Stated exercise - Tally the lines below that contain "average". The number is the whole answer.

Records shown -
▼▼▼

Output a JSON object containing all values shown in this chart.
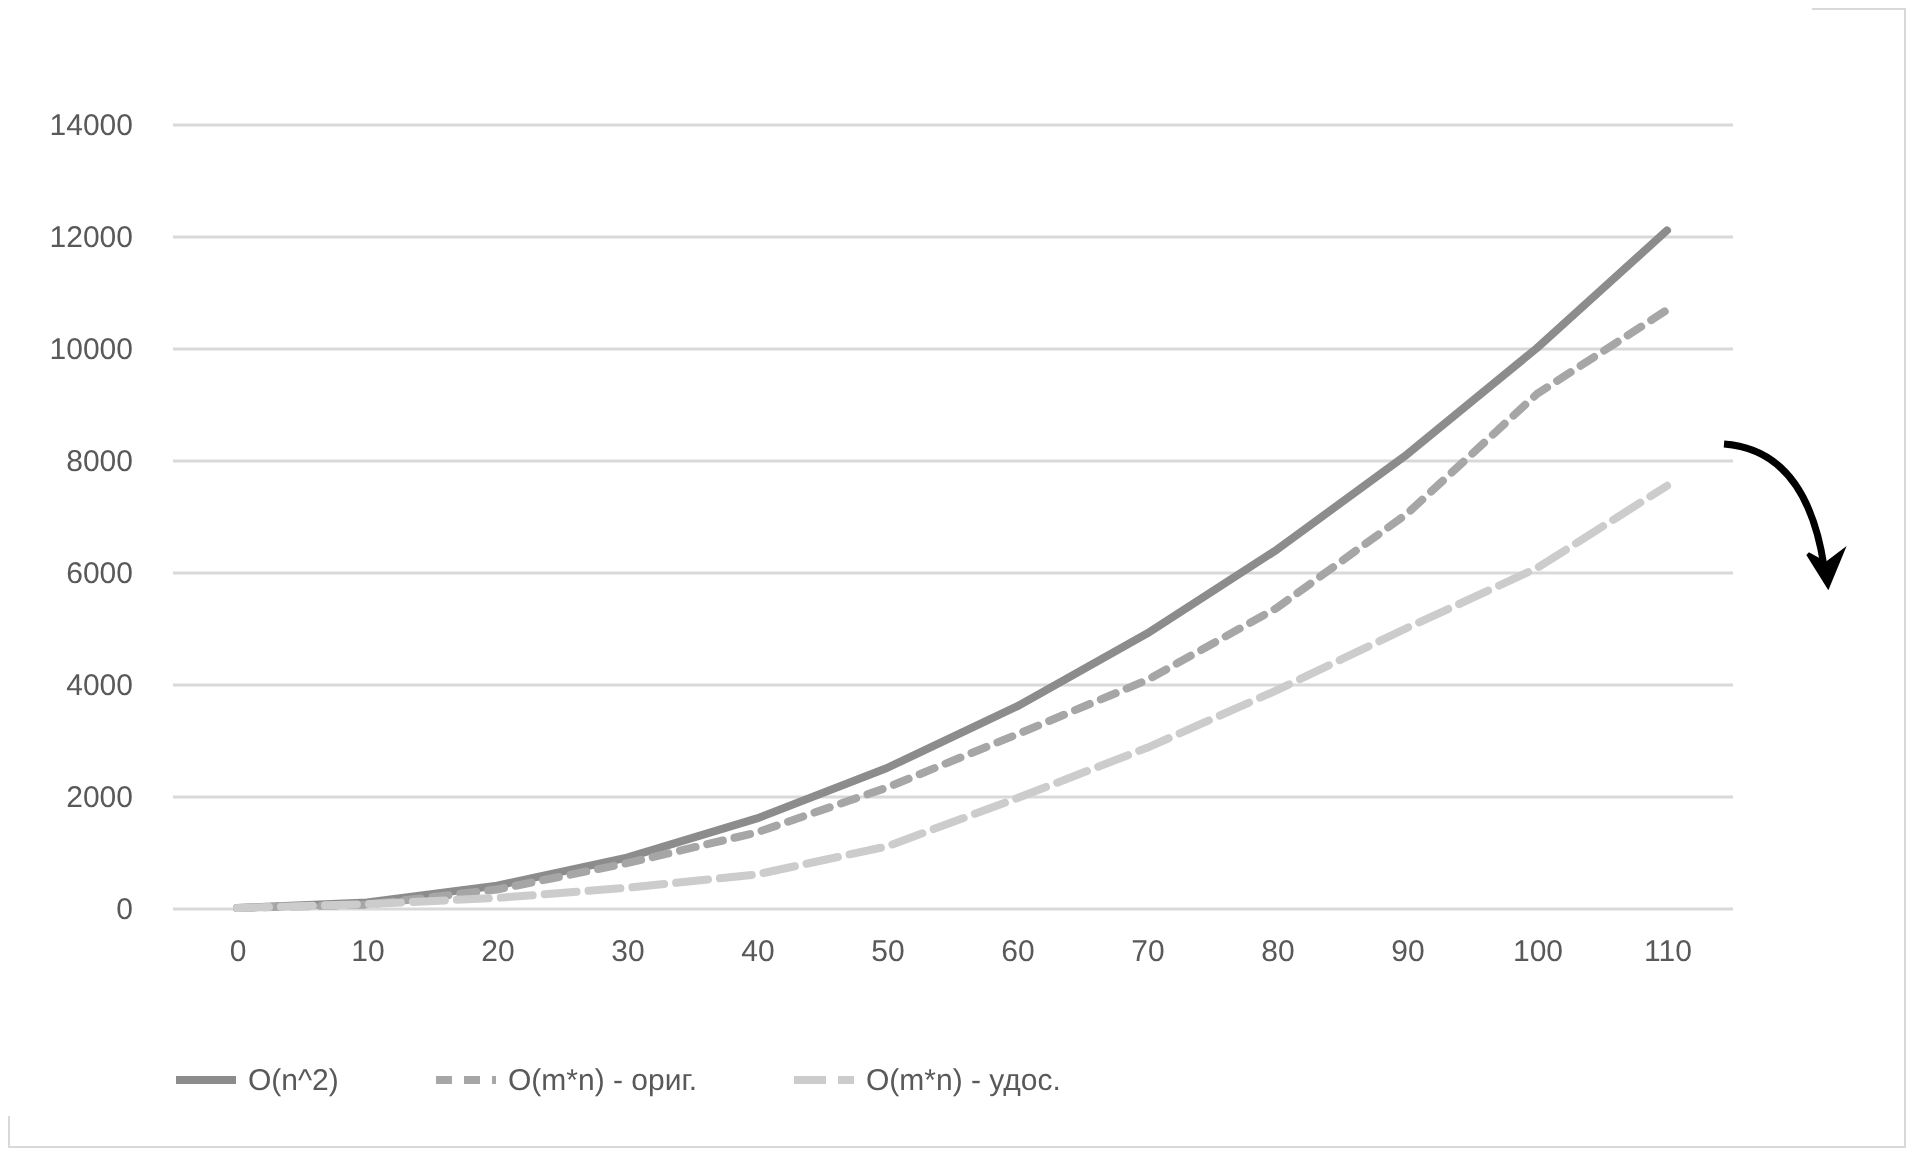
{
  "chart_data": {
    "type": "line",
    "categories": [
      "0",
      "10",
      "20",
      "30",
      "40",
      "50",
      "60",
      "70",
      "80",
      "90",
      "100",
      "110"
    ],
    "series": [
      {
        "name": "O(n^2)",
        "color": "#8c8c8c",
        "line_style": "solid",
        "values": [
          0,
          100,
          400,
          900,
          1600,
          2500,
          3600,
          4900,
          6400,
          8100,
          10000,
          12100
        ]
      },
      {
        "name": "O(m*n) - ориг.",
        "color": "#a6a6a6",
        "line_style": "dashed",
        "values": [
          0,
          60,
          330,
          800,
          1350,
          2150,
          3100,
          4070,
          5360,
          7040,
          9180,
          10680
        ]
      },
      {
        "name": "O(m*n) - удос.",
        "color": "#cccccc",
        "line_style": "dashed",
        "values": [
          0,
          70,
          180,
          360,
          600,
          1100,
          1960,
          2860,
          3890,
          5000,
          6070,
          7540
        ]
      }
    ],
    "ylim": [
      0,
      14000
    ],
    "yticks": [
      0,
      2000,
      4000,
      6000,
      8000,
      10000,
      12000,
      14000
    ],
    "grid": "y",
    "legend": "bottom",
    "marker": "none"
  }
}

▲▲▲
▼▼▼

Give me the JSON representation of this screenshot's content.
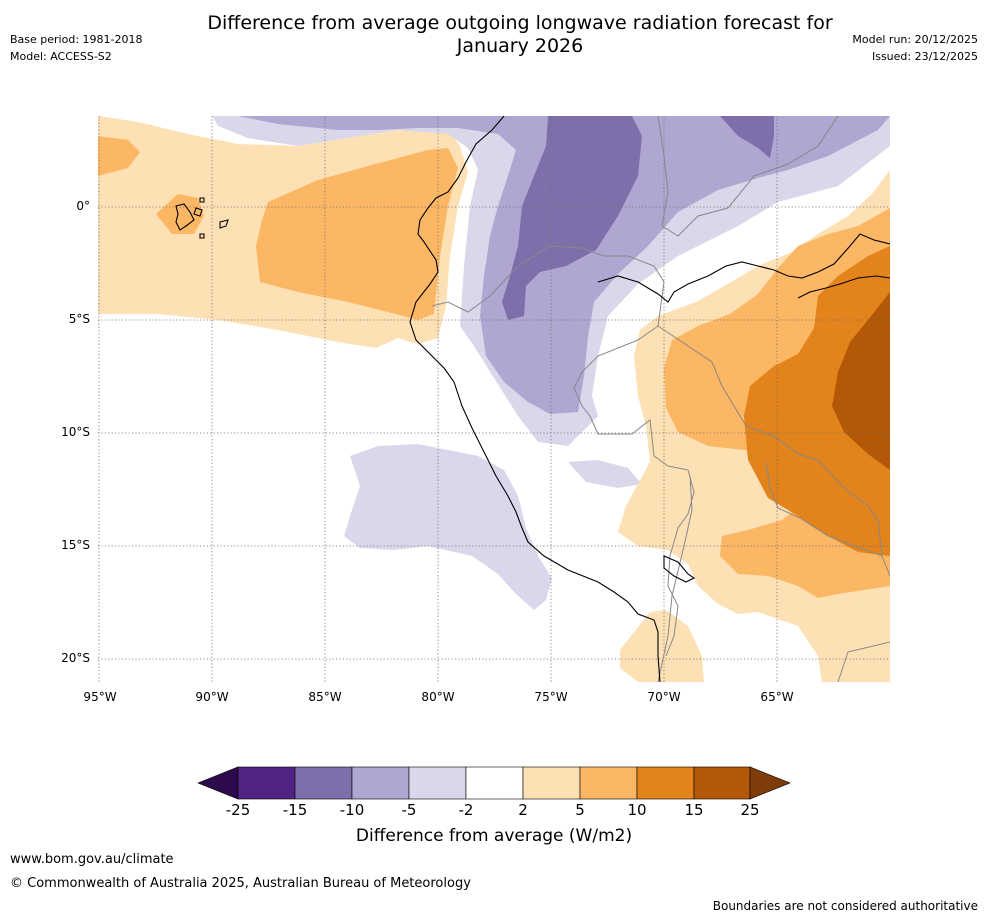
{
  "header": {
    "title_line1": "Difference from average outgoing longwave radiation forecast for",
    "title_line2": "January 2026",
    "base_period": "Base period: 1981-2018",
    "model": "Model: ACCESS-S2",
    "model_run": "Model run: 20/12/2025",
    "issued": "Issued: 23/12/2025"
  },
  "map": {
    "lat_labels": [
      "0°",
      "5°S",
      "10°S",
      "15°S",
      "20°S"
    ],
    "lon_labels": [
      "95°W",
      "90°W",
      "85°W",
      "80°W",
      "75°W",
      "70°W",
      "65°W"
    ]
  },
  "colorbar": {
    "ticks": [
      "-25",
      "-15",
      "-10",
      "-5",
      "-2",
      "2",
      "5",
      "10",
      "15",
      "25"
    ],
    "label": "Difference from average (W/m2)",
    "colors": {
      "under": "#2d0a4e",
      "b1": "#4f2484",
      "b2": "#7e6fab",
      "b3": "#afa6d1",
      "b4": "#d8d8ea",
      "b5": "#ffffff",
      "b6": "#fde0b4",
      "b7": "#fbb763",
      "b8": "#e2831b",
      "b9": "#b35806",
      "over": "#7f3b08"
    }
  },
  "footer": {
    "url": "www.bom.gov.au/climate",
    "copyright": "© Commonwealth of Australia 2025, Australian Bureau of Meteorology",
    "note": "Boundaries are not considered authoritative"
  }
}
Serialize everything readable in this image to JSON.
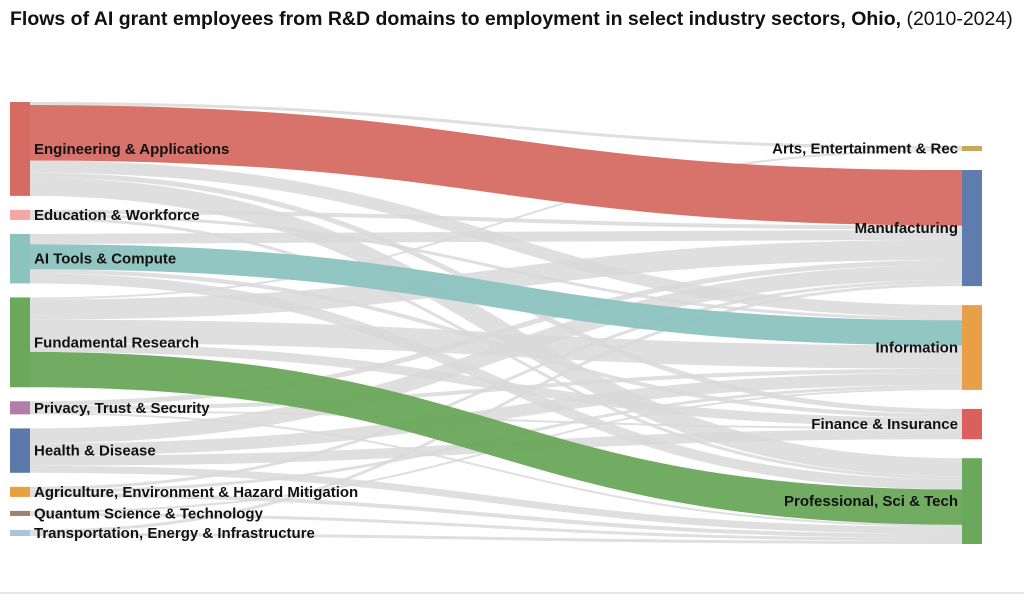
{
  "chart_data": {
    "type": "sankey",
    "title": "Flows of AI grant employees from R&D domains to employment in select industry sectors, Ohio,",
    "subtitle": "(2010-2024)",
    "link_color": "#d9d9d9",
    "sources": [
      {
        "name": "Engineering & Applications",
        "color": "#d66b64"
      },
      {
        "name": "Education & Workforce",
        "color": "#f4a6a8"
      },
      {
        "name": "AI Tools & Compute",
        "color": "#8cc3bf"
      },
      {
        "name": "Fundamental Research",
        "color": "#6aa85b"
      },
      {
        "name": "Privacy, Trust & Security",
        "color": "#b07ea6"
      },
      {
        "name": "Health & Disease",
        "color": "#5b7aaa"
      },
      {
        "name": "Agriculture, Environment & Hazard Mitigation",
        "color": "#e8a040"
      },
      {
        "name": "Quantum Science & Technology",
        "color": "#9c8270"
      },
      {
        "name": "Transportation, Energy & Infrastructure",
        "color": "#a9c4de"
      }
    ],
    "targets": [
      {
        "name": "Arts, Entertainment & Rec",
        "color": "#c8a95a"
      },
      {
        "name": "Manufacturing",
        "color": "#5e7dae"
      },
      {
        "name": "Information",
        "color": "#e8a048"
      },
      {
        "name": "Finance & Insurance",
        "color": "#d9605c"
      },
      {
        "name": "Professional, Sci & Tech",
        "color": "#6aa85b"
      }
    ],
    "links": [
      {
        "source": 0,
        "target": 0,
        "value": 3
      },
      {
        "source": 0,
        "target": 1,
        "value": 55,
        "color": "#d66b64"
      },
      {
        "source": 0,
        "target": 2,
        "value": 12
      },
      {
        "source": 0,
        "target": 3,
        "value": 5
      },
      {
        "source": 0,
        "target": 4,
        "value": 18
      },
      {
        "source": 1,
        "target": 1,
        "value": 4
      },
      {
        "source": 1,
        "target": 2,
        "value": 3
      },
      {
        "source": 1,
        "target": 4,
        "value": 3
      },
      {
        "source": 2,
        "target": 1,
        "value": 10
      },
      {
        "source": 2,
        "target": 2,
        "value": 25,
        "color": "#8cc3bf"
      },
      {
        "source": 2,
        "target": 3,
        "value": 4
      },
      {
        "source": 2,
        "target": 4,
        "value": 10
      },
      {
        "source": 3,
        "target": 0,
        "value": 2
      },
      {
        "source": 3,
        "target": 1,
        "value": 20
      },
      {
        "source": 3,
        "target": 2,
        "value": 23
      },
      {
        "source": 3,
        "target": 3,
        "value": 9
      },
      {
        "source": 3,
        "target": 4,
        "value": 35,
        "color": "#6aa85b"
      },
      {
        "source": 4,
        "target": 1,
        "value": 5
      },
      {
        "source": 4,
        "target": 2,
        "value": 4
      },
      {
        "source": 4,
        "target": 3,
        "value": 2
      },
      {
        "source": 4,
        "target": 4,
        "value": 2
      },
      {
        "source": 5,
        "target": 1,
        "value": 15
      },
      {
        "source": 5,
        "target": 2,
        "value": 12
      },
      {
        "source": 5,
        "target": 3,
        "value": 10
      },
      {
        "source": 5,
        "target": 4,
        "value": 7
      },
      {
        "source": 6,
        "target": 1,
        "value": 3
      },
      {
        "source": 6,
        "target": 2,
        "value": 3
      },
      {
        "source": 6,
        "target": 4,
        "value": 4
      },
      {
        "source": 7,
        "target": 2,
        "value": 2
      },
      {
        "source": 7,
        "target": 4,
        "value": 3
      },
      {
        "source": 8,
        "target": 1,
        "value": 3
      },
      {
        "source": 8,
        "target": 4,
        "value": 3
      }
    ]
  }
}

▲▲▲
▼▼▼

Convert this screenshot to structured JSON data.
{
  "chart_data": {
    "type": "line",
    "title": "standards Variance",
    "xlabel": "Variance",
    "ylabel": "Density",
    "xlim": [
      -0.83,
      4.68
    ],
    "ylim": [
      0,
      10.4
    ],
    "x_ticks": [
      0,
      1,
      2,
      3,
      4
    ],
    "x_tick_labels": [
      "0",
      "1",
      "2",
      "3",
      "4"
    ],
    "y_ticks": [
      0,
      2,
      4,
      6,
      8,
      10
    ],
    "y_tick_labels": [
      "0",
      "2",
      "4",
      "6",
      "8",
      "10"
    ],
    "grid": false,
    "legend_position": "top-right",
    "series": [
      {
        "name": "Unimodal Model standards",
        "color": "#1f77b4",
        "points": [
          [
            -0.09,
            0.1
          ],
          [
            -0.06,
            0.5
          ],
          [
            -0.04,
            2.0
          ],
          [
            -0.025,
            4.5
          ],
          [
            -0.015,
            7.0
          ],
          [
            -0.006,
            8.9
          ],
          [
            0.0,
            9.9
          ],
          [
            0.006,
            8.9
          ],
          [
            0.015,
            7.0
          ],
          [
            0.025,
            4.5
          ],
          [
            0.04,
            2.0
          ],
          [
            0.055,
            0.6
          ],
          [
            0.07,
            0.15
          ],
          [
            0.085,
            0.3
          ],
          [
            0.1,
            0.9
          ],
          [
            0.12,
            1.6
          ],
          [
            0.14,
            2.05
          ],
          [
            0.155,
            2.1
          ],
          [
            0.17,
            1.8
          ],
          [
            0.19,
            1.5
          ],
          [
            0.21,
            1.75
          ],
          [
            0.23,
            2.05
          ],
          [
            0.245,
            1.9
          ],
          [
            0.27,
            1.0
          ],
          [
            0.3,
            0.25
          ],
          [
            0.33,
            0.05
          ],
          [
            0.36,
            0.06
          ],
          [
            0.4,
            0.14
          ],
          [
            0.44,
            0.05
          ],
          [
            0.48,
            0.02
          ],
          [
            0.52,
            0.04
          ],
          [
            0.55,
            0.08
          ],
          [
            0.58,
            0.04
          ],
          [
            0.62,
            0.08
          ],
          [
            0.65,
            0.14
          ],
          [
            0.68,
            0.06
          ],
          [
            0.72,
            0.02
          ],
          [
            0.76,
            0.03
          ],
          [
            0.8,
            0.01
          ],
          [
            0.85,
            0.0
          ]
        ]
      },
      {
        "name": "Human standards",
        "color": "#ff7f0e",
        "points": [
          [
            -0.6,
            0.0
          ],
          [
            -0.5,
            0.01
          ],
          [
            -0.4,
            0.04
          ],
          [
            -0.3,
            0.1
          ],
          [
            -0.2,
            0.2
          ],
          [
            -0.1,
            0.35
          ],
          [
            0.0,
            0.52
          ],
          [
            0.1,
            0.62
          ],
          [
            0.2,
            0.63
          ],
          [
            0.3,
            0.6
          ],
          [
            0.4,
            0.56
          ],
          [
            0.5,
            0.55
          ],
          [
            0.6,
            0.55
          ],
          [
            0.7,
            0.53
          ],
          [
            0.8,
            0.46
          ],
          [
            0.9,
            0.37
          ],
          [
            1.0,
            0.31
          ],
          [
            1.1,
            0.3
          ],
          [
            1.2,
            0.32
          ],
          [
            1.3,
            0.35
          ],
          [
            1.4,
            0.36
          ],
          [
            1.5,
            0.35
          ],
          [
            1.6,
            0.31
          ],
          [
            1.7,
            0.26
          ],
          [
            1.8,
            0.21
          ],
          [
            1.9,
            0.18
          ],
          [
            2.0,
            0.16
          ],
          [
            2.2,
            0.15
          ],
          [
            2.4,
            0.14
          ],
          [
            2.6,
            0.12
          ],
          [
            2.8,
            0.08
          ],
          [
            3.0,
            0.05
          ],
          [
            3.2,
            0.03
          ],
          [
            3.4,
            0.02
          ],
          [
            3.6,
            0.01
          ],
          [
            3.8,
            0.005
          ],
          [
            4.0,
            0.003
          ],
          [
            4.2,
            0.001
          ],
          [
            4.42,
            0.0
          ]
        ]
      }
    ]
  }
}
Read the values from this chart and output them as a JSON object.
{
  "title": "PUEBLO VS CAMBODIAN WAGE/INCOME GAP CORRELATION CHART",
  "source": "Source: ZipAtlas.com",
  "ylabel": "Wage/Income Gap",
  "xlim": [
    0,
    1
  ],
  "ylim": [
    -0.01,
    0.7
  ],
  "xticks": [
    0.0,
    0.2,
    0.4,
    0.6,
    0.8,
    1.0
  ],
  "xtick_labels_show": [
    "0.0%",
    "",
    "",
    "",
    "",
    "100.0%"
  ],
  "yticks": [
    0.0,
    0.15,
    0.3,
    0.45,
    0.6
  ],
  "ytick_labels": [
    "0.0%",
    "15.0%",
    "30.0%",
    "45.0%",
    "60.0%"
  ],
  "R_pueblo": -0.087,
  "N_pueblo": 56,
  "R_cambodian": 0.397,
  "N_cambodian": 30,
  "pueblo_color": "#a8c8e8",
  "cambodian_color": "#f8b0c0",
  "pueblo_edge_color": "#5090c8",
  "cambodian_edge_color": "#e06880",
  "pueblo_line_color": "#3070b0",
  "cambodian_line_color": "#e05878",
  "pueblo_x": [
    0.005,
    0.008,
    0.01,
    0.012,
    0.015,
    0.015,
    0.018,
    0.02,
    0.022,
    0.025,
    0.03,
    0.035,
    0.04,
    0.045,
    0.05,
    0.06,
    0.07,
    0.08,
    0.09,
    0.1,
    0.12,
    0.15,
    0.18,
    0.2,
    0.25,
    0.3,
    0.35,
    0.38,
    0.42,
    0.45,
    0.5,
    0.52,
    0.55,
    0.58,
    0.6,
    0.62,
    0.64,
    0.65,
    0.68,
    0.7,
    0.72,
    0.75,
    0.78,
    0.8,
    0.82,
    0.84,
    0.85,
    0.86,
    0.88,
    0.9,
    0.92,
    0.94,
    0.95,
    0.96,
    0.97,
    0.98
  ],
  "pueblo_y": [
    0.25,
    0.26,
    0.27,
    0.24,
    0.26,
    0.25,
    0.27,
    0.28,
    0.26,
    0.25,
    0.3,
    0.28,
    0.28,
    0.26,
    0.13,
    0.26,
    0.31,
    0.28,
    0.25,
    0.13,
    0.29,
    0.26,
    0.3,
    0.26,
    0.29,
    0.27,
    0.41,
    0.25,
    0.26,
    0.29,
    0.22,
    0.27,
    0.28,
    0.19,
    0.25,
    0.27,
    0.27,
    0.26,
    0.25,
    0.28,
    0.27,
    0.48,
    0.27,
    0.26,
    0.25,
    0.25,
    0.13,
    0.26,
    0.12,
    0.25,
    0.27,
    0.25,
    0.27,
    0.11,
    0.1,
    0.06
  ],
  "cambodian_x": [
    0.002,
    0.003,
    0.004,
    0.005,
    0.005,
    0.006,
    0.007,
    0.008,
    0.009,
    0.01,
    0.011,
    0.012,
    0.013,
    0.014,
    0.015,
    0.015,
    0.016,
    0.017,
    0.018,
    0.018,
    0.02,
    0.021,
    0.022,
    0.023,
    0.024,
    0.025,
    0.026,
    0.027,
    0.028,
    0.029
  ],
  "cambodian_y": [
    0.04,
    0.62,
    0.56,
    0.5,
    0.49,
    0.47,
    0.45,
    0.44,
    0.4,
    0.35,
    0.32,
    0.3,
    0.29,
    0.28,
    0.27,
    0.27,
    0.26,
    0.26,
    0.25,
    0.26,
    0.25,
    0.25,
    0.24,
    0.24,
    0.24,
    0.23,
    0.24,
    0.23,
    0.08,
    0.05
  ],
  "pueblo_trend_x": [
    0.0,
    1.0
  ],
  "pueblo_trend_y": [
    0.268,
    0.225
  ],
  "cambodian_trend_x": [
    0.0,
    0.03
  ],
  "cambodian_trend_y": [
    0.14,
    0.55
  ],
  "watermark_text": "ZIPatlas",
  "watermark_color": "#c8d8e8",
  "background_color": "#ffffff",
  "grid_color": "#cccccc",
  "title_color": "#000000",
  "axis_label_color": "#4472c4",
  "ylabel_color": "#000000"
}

▲▲▲

Problem solution - 2